# Exercise description
Reproduce the entire listing word for word.

# Dataset excerpts
────────────────

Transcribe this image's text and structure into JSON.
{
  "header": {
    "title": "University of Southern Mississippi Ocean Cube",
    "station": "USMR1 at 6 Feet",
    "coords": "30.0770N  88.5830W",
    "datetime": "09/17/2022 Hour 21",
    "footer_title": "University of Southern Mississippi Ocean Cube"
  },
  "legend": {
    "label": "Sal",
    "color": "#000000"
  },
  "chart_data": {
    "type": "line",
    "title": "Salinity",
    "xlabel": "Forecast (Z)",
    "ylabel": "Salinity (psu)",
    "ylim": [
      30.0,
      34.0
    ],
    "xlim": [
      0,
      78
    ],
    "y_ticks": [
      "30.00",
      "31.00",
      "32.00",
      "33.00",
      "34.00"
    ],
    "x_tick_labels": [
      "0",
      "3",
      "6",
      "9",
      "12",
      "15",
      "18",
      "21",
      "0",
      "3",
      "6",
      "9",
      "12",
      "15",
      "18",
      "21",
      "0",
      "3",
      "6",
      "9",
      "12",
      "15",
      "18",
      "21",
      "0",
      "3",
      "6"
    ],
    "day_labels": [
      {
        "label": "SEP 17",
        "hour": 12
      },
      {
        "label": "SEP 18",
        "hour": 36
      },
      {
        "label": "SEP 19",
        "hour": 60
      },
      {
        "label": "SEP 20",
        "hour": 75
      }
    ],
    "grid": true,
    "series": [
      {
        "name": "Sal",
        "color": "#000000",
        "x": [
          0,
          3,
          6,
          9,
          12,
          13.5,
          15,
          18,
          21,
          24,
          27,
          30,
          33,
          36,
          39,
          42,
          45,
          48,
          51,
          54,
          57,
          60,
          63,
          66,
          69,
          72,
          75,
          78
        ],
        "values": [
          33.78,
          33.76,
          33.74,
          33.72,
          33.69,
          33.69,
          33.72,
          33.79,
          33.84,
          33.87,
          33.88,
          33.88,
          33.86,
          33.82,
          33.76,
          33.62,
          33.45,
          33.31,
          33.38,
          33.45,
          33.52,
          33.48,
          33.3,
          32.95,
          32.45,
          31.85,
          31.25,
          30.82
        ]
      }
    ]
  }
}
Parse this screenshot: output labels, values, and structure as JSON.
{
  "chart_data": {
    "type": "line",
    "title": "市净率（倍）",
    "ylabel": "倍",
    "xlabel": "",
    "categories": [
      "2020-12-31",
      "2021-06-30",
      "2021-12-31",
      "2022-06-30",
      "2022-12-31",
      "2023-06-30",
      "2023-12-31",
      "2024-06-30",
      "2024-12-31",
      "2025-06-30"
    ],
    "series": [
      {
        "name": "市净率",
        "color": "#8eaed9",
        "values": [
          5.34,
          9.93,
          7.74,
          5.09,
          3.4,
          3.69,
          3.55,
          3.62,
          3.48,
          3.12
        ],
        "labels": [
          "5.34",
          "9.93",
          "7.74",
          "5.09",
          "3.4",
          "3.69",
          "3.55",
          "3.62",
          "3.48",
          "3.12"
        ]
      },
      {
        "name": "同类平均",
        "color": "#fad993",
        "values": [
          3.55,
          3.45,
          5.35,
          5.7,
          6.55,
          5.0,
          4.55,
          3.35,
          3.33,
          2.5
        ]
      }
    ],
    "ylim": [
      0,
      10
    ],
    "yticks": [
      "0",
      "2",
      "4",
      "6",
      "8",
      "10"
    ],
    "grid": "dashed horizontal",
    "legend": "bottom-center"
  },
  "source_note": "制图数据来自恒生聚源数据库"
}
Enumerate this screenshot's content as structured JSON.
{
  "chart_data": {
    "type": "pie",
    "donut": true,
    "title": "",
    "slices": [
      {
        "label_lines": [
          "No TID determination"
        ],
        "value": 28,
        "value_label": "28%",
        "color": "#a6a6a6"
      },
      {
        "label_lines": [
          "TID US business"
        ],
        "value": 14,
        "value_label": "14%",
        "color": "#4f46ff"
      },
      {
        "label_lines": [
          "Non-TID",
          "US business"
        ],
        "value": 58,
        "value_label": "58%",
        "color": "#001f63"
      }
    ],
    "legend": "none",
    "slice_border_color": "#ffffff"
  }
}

────────────────

# Answer to this problem
Transcribe this image's text and structure into JSON.
{
  "header": {
    "title": "University of Southern Mississippi Ocean Cube",
    "station": "USMR1 at 6 Feet",
    "coords": "30.0770N  88.5830W",
    "datetime": "09/17/2022 Hour 21",
    "footer_title": "University of Southern Mississippi Ocean Cube"
  },
  "legend": {
    "label": "Sal",
    "color": "#000000"
  },
  "chart_data": {
    "type": "line",
    "title": "Salinity",
    "xlabel": "Forecast (Z)",
    "ylabel": "Salinity (psu)",
    "ylim": [
      30.0,
      34.0
    ],
    "xlim": [
      0,
      78
    ],
    "y_ticks": [
      "30.00",
      "31.00",
      "32.00",
      "33.00",
      "34.00"
    ],
    "x_tick_labels": [
      "0",
      "3",
      "6",
      "9",
      "12",
      "15",
      "18",
      "21",
      "0",
      "3",
      "6",
      "9",
      "12",
      "15",
      "18",
      "21",
      "0",
      "3",
      "6",
      "9",
      "12",
      "15",
      "18",
      "21",
      "0",
      "3",
      "6"
    ],
    "day_labels": [
      {
        "label": "SEP 17",
        "hour": 12
      },
      {
        "label": "SEP 18",
        "hour": 36
      },
      {
        "label": "SEP 19",
        "hour": 60
      },
      {
        "label": "SEP 20",
        "hour": 75
      }
    ],
    "grid": true,
    "series": [
      {
        "name": "Sal",
        "color": "#000000",
        "x": [
          0,
          3,
          6,
          9,
          12,
          13.5,
          15,
          18,
          21,
          24,
          27,
          30,
          33,
          36,
          39,
          42,
          45,
          48,
          51,
          54,
          57,
          60,
          63,
          66,
          69,
          72,
          75,
          78
        ],
        "values": [
          33.78,
          33.76,
          33.74,
          33.72,
          33.69,
          33.69,
          33.72,
          33.79,
          33.84,
          33.87,
          33.88,
          33.88,
          33.86,
          33.82,
          33.76,
          33.62,
          33.45,
          33.31,
          33.38,
          33.45,
          33.52,
          33.48,
          33.3,
          32.95,
          32.45,
          31.85,
          31.25,
          30.82
        ]
      }
    ]
  }
}
Parse this screenshot: output labels, values, and structure as JSON.
{
  "chart_data": {
    "type": "line",
    "title": "市净率（倍）",
    "ylabel": "倍",
    "xlabel": "",
    "categories": [
      "2020-12-31",
      "2021-06-30",
      "2021-12-31",
      "2022-06-30",
      "2022-12-31",
      "2023-06-30",
      "2023-12-31",
      "2024-06-30",
      "2024-12-31",
      "2025-06-30"
    ],
    "series": [
      {
        "name": "市净率",
        "color": "#8eaed9",
        "values": [
          5.34,
          9.93,
          7.74,
          5.09,
          3.4,
          3.69,
          3.55,
          3.62,
          3.48,
          3.12
        ],
        "labels": [
          "5.34",
          "9.93",
          "7.74",
          "5.09",
          "3.4",
          "3.69",
          "3.55",
          "3.62",
          "3.48",
          "3.12"
        ]
      },
      {
        "name": "同类平均",
        "color": "#fad993",
        "values": [
          3.55,
          3.45,
          5.35,
          5.7,
          6.55,
          5.0,
          4.55,
          3.35,
          3.33,
          2.5
        ]
      }
    ],
    "ylim": [
      0,
      10
    ],
    "yticks": [
      "0",
      "2",
      "4",
      "6",
      "8",
      "10"
    ],
    "grid": "dashed horizontal",
    "legend": "bottom-center"
  },
  "source_note": "制图数据来自恒生聚源数据库"
}
Enumerate this screenshot's content as structured JSON.
{
  "chart_data": {
    "type": "pie",
    "donut": true,
    "title": "",
    "slices": [
      {
        "label_lines": [
          "No TID determination"
        ],
        "value": 28,
        "value_label": "28%",
        "color": "#a6a6a6"
      },
      {
        "label_lines": [
          "TID US business"
        ],
        "value": 14,
        "value_label": "14%",
        "color": "#4f46ff"
      },
      {
        "label_lines": [
          "Non-TID",
          "US business"
        ],
        "value": 58,
        "value_label": "58%",
        "color": "#001f63"
      }
    ],
    "legend": "none",
    "slice_border_color": "#ffffff"
  }
}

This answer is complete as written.